■ Description of the task ■
Where a line in the listing below contains the word "color", copy that line.

[Records about charts and figures]
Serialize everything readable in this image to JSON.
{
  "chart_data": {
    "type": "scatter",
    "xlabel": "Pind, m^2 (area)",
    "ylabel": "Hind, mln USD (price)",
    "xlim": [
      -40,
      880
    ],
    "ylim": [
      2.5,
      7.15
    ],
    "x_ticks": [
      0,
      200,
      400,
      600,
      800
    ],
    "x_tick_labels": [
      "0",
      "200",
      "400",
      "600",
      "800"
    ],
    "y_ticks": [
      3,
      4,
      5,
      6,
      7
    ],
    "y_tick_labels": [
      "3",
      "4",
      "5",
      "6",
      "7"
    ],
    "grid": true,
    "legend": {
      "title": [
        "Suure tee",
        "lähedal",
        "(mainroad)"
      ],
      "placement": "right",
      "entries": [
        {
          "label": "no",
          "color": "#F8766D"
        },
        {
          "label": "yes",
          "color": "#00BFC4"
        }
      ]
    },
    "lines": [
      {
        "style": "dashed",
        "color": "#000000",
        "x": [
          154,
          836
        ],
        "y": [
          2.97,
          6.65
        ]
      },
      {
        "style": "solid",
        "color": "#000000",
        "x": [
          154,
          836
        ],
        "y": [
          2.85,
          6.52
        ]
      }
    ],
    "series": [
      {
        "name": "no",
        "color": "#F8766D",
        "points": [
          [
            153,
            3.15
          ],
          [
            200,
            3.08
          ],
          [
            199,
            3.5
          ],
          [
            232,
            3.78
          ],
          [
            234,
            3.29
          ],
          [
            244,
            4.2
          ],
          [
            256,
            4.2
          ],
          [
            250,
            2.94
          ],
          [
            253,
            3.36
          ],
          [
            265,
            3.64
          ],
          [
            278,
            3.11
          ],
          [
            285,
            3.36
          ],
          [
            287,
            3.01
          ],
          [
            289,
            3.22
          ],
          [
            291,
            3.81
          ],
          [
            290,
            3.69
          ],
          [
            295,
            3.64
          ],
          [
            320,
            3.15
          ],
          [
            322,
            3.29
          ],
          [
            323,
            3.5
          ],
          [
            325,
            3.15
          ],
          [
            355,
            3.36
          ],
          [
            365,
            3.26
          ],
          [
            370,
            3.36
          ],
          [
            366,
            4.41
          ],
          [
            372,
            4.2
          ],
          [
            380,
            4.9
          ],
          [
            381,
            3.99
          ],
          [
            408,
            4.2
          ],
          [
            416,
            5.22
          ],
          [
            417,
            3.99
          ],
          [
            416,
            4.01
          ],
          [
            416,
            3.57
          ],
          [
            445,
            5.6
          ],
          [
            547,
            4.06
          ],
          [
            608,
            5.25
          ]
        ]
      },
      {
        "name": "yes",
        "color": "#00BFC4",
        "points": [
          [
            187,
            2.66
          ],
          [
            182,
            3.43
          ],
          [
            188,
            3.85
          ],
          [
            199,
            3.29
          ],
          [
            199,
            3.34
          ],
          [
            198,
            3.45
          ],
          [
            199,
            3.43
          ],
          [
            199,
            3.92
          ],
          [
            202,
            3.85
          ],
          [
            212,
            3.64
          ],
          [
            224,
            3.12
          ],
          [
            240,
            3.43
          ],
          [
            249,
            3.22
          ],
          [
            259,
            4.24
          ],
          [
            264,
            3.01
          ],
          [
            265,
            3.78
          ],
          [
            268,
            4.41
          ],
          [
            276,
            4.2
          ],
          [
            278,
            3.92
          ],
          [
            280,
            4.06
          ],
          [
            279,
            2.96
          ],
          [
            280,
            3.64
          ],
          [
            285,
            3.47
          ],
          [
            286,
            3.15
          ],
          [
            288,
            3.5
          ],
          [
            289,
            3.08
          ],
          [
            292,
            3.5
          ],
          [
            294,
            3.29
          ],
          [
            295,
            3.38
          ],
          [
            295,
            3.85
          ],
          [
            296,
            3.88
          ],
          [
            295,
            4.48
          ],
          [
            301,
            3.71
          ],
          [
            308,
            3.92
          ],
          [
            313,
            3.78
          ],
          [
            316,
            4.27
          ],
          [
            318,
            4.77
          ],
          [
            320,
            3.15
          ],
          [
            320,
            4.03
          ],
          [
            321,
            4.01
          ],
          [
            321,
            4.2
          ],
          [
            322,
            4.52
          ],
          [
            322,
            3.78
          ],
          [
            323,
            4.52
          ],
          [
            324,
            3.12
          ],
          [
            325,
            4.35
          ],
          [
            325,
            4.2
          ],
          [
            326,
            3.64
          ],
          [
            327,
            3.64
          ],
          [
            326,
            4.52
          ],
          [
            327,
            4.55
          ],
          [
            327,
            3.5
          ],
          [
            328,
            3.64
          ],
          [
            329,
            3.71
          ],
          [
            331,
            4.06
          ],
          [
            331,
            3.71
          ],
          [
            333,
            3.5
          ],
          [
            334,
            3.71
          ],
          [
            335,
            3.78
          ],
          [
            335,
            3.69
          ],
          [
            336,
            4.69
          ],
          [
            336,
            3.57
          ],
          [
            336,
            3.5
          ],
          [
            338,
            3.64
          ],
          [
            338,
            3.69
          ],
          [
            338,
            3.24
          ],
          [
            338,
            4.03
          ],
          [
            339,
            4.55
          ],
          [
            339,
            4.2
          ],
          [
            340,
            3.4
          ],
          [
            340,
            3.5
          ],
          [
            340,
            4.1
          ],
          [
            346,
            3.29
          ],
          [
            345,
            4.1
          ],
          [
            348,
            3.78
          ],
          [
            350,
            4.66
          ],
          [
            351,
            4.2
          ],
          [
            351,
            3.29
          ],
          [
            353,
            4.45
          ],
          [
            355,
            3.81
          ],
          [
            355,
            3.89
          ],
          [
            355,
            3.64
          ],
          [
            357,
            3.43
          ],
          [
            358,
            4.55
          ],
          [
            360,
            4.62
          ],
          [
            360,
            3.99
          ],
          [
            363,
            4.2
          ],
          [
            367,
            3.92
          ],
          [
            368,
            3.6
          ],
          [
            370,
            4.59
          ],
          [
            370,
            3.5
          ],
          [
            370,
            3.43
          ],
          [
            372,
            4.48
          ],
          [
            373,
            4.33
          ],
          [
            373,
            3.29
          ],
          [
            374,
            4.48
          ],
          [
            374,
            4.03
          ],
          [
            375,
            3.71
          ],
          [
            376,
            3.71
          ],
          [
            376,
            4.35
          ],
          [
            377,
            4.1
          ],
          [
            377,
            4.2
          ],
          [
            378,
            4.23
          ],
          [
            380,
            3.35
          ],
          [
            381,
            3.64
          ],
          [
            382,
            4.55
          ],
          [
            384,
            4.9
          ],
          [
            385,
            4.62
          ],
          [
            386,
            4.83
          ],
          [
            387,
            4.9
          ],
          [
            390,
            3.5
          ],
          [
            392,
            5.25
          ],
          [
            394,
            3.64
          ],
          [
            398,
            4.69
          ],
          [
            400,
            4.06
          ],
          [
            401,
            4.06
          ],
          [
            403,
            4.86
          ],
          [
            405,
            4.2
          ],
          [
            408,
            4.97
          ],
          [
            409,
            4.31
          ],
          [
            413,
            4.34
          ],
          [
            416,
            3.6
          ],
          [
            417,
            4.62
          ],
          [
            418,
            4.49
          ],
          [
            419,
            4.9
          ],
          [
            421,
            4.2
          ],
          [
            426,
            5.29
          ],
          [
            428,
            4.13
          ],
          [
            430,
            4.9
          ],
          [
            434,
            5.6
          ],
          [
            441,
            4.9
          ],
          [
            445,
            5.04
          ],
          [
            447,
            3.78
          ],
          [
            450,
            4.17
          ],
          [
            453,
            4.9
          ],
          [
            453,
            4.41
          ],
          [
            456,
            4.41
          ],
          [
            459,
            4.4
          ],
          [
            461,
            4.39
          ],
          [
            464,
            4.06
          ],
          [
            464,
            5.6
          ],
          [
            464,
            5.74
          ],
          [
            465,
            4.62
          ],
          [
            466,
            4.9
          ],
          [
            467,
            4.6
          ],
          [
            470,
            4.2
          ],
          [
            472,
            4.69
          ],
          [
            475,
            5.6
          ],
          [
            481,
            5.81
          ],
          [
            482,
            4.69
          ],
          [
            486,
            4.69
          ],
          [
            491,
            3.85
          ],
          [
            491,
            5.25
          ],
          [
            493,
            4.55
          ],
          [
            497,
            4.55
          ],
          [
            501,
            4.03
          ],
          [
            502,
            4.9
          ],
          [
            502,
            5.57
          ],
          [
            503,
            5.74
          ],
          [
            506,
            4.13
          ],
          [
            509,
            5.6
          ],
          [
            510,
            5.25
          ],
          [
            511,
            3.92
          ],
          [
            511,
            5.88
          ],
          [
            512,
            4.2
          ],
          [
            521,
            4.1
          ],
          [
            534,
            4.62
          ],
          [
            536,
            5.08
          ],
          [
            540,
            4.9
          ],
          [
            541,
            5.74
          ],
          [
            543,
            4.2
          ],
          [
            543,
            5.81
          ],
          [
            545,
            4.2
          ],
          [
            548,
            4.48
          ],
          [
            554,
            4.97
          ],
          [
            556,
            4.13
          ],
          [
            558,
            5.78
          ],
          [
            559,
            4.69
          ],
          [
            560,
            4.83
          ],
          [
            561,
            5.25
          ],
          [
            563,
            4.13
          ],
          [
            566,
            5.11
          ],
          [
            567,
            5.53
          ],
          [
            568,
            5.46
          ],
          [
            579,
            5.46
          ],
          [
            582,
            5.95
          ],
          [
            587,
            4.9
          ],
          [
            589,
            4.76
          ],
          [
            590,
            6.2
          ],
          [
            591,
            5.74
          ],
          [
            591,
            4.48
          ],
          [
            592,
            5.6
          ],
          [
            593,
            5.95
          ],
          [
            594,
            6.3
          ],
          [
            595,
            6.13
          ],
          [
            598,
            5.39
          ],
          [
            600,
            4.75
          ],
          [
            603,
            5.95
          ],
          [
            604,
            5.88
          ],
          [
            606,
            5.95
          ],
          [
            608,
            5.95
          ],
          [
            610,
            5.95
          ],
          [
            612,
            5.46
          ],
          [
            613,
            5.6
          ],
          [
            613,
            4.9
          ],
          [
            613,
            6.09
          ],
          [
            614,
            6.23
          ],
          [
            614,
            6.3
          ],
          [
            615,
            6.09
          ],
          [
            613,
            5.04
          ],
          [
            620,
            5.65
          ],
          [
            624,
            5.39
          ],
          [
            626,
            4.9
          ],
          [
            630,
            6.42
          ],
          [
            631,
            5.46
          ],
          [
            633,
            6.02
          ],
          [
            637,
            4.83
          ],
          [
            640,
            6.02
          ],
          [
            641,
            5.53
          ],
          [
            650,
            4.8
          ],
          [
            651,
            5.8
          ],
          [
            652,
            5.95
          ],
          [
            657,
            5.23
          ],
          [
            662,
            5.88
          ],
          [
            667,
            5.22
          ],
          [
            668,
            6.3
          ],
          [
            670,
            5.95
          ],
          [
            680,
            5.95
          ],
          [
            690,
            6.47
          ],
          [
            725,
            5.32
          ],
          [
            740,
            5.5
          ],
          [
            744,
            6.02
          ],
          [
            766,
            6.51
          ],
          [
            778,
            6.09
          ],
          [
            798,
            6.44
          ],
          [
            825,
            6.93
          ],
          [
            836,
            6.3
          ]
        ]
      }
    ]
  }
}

■ Answer for the task ■
          "color": "#F8766D"
          "color": "#00BFC4"
        "color": "#000000",
        "color": "#000000",
        "color": "#F8766D",
        "color": "#00BFC4",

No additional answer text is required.